INFORMATION PROVIDED:
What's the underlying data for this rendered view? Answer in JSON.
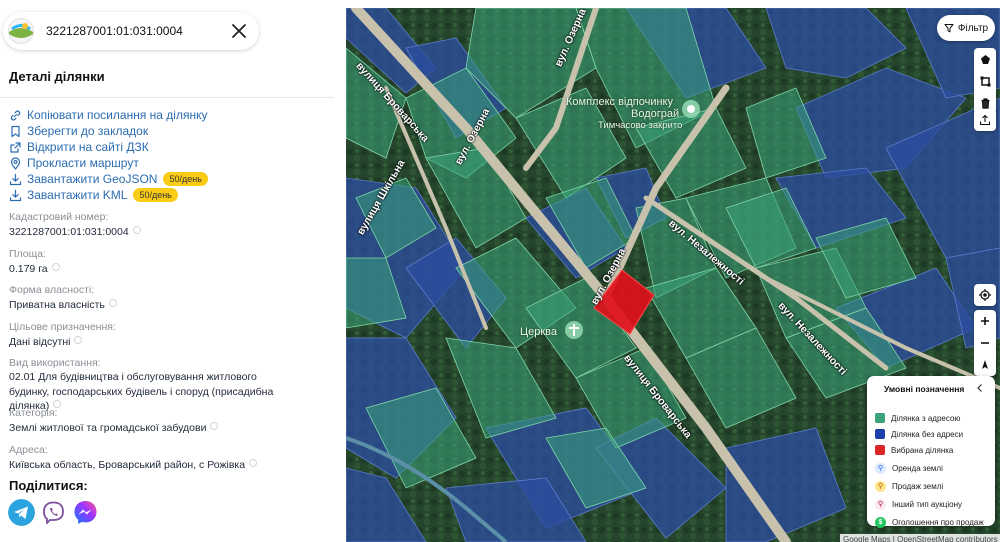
{
  "search": {
    "value": "3221287001:01:031:0004"
  },
  "details": {
    "title": "Деталі ділянки",
    "actions": [
      {
        "label": "Копіювати посилання на ділянку",
        "icon": "link-icon"
      },
      {
        "label": "Зберегти до закладок",
        "icon": "bookmark-icon"
      },
      {
        "label": "Відкрити на сайті ДЗК",
        "icon": "external-link-icon"
      },
      {
        "label": "Прокласти маршрут",
        "icon": "map-pin-icon"
      },
      {
        "label": "Завантажити GeoJSON",
        "icon": "download-icon",
        "badge": "50/день"
      },
      {
        "label": "Завантажити KML",
        "icon": "download-icon",
        "badge": "50/день"
      }
    ],
    "fields": [
      {
        "label": "Кадастровий номер:",
        "value": "3221287001:01:031:0004"
      },
      {
        "label": "Площа:",
        "value": "0.179 га"
      },
      {
        "label": "Форма власності:",
        "value": "Приватна власність"
      },
      {
        "label": "Цільове призначення:",
        "value": "Дані відсутні"
      },
      {
        "label": "Вид використання:",
        "value": "02.01 Для будівництва і обслуговування житлового будинку, господарських будівель і споруд (присадибна ділянка)"
      },
      {
        "label": "Категорія:",
        "value": "Землі житлової та громадської забудови"
      },
      {
        "label": "Адреса:",
        "value": "Київська область, Броварський район, с Рожівка"
      }
    ],
    "share_title": "Поділитися:"
  },
  "share": [
    {
      "name": "telegram",
      "color": "#2aa3df"
    },
    {
      "name": "viber",
      "color": "#7b519d"
    },
    {
      "name": "messenger",
      "color": "#0a7cff"
    }
  ],
  "map": {
    "filter_label": "Фільтр",
    "streets": [
      {
        "text": "вулиця Броварська"
      },
      {
        "text": "вулиця Броварська"
      },
      {
        "text": "вулиця Шкільна"
      },
      {
        "text": "вул. Озерна"
      },
      {
        "text": "вул. Озерна"
      },
      {
        "text": "вул. Озерна"
      },
      {
        "text": "вул. Незалежності"
      },
      {
        "text": "вул. Незалежності"
      }
    ],
    "poi": {
      "resort_name": "Комплекс відпочинку",
      "resort_name2": "Водограй",
      "resort_status": "Тимчасово закрито",
      "church": "Церква"
    },
    "attribution": "Google Maps | OpenStreetMap contributors"
  },
  "legend": {
    "title": "Умовні позначення",
    "items": [
      {
        "label": "Ділянка з адресою",
        "color": "#3aa37a",
        "kind": "square"
      },
      {
        "label": "Ділянка без адреси",
        "color": "#1e40af",
        "kind": "square"
      },
      {
        "label": "Вибрана ділянка",
        "color": "#dc2626",
        "kind": "square"
      },
      {
        "label": "Оренда землі",
        "color": "#dbeafe",
        "kind": "circle",
        "icon": "rent-icon"
      },
      {
        "label": "Продаж землі",
        "color": "#fde68a",
        "kind": "circle",
        "icon": "sale-icon"
      },
      {
        "label": "Інший тип аукціону",
        "color": "#fce7f3",
        "kind": "circle",
        "icon": "auction-icon"
      },
      {
        "label": "Оголошення про продаж",
        "color": "#22c55e",
        "kind": "circle",
        "icon": "announcement-icon"
      }
    ]
  }
}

EXERCISE AIM:
Pull out every line of the records that includes the string "color".

SOLVED PROBLEM:
      "color": "#2aa3df"
      "color": "#7b519d"
      "color": "#0a7cff"
        "color": "#3aa37a",
        "color": "#1e40af",
        "color": "#dc2626",
        "color": "#dbeafe",
        "color": "#fde68a",
        "color": "#fce7f3",
        "color": "#22c55e",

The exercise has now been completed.